▶ **BRIEF**: Type out every line below exactly as it reads.

▶ **RECORDS**:
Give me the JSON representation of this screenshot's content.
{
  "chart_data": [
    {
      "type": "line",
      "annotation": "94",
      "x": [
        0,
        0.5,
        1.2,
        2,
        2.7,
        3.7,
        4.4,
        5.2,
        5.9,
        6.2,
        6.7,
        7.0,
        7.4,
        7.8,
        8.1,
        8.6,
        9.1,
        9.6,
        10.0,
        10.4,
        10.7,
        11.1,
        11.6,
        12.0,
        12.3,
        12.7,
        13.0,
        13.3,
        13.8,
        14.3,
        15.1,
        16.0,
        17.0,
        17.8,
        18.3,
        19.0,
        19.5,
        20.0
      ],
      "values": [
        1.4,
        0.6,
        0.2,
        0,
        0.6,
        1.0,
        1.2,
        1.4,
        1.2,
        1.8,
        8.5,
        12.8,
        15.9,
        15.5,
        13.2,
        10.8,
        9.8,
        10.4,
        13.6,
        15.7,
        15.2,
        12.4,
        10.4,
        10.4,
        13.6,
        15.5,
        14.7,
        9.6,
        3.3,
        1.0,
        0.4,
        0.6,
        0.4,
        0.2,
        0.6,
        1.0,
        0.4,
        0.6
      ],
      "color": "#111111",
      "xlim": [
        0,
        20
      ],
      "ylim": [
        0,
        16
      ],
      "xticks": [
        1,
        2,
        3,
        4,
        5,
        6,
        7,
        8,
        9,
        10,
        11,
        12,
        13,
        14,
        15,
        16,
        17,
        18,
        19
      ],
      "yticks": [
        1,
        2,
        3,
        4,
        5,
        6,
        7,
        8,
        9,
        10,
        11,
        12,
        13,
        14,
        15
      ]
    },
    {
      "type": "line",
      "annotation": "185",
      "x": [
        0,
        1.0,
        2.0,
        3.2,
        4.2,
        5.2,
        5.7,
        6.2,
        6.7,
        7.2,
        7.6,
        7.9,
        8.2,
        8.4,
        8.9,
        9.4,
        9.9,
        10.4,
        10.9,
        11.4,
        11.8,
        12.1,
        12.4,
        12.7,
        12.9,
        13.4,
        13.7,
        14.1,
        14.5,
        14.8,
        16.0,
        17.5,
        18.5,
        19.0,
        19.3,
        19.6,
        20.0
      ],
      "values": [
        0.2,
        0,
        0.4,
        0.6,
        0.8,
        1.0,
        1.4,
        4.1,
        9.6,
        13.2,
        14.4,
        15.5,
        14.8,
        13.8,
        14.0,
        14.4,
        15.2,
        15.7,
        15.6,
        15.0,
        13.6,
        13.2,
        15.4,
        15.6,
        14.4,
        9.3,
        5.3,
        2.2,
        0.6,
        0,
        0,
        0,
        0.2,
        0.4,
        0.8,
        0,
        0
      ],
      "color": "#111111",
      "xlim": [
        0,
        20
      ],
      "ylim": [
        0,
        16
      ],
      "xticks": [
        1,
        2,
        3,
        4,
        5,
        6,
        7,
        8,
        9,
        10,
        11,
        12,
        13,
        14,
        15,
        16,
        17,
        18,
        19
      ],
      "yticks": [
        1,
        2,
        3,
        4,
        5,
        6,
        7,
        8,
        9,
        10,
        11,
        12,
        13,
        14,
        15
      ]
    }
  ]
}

▶ **REPLY**:
Give me the JSON representation of this screenshot's content.
{
  "chart_data": [
    {
      "type": "line",
      "annotation": "94",
      "x": [
        0,
        0.5,
        1.2,
        2,
        2.7,
        3.7,
        4.4,
        5.2,
        5.9,
        6.2,
        6.7,
        7.0,
        7.4,
        7.8,
        8.1,
        8.6,
        9.1,
        9.6,
        10.0,
        10.4,
        10.7,
        11.1,
        11.6,
        12.0,
        12.3,
        12.7,
        13.0,
        13.3,
        13.8,
        14.3,
        15.1,
        16.0,
        17.0,
        17.8,
        18.3,
        19.0,
        19.5,
        20.0
      ],
      "values": [
        1.4,
        0.6,
        0.2,
        0,
        0.6,
        1.0,
        1.2,
        1.4,
        1.2,
        1.8,
        8.5,
        12.8,
        15.9,
        15.5,
        13.2,
        10.8,
        9.8,
        10.4,
        13.6,
        15.7,
        15.2,
        12.4,
        10.4,
        10.4,
        13.6,
        15.5,
        14.7,
        9.6,
        3.3,
        1.0,
        0.4,
        0.6,
        0.4,
        0.2,
        0.6,
        1.0,
        0.4,
        0.6
      ],
      "color": "#111111",
      "xlim": [
        0,
        20
      ],
      "ylim": [
        0,
        16
      ],
      "xticks": [
        1,
        2,
        3,
        4,
        5,
        6,
        7,
        8,
        9,
        10,
        11,
        12,
        13,
        14,
        15,
        16,
        17,
        18,
        19
      ],
      "yticks": [
        1,
        2,
        3,
        4,
        5,
        6,
        7,
        8,
        9,
        10,
        11,
        12,
        13,
        14,
        15
      ]
    },
    {
      "type": "line",
      "annotation": "185",
      "x": [
        0,
        1.0,
        2.0,
        3.2,
        4.2,
        5.2,
        5.7,
        6.2,
        6.7,
        7.2,
        7.6,
        7.9,
        8.2,
        8.4,
        8.9,
        9.4,
        9.9,
        10.4,
        10.9,
        11.4,
        11.8,
        12.1,
        12.4,
        12.7,
        12.9,
        13.4,
        13.7,
        14.1,
        14.5,
        14.8,
        16.0,
        17.5,
        18.5,
        19.0,
        19.3,
        19.6,
        20.0
      ],
      "values": [
        0.2,
        0,
        0.4,
        0.6,
        0.8,
        1.0,
        1.4,
        4.1,
        9.6,
        13.2,
        14.4,
        15.5,
        14.8,
        13.8,
        14.0,
        14.4,
        15.2,
        15.7,
        15.6,
        15.0,
        13.6,
        13.2,
        15.4,
        15.6,
        14.4,
        9.3,
        5.3,
        2.2,
        0.6,
        0,
        0,
        0,
        0.2,
        0.4,
        0.8,
        0,
        0
      ],
      "color": "#111111",
      "xlim": [
        0,
        20
      ],
      "ylim": [
        0,
        16
      ],
      "xticks": [
        1,
        2,
        3,
        4,
        5,
        6,
        7,
        8,
        9,
        10,
        11,
        12,
        13,
        14,
        15,
        16,
        17,
        18,
        19
      ],
      "yticks": [
        1,
        2,
        3,
        4,
        5,
        6,
        7,
        8,
        9,
        10,
        11,
        12,
        13,
        14,
        15
      ]
    }
  ]
}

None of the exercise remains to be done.